╭─ THE INPUT
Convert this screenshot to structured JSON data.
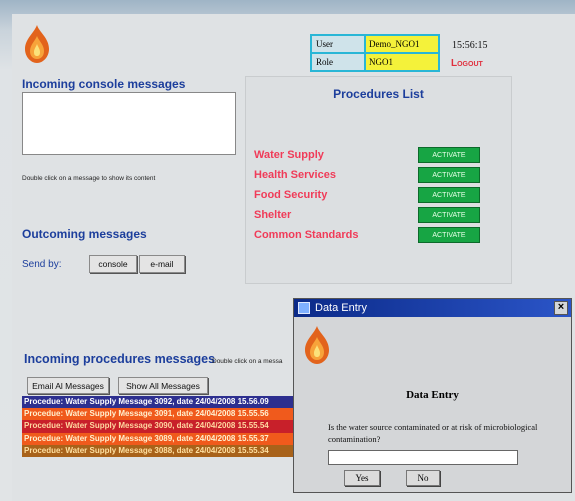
{
  "header": {
    "user_label": "User",
    "user_value": "Demo_NGO1",
    "role_label": "Role",
    "role_value": "NGO1",
    "time": "15:56:15",
    "logout": "Logout"
  },
  "incoming_console": {
    "title": "Incoming console messages",
    "hint": "Double click on a message to show its content"
  },
  "outgoing": {
    "title": "Outcoming messages",
    "send_by": "Send by:",
    "console_btn": "console",
    "email_btn": "e-mail"
  },
  "procedures": {
    "title": "Procedures List",
    "items": [
      {
        "label": "Water Supply",
        "button": "ACTIVATE"
      },
      {
        "label": "Health Services",
        "button": "ACTIVATE"
      },
      {
        "label": "Food Security",
        "button": "ACTIVATE"
      },
      {
        "label": "Shelter",
        "button": "ACTIVATE"
      },
      {
        "label": "Common Standards",
        "button": "ACTIVATE"
      }
    ]
  },
  "incoming_procedures": {
    "title": "Incoming procedures messages",
    "hint": "Double click on a messa",
    "email_all": "Email Al Messages",
    "show_all": "Show All Messages",
    "messages": [
      "Procedue: Water Supply  Message 3092, date 24/04/2008 15.56.09",
      "Procedue: Water Supply  Message 3091, date 24/04/2008 15.55.56",
      "Procedue: Water Supply  Message 3090, date 24/04/2008 15.55.54",
      "Procedue: Water Supply  Message 3089, date 24/04/2008 15.55.37",
      "Procedue: Water Supply  Message 3088, date 24/04/2008 15.55.34"
    ],
    "colors": {
      "selected": "#2d2f8f",
      "orange": "#f05a1c",
      "red": "#c8202a",
      "brown": "#a8621a"
    }
  },
  "dialog": {
    "title": "Data Entry",
    "heading": "Data Entry",
    "question": "Is the water source contaminated or at risk of microbiological contamination?",
    "input_value": "",
    "yes": "Yes",
    "no": "No",
    "close": "×"
  }
}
╰─
REQUEST -> How many of the lines above include the string "click"? Answer with the number only.

EXERCISE ANSWER -> 2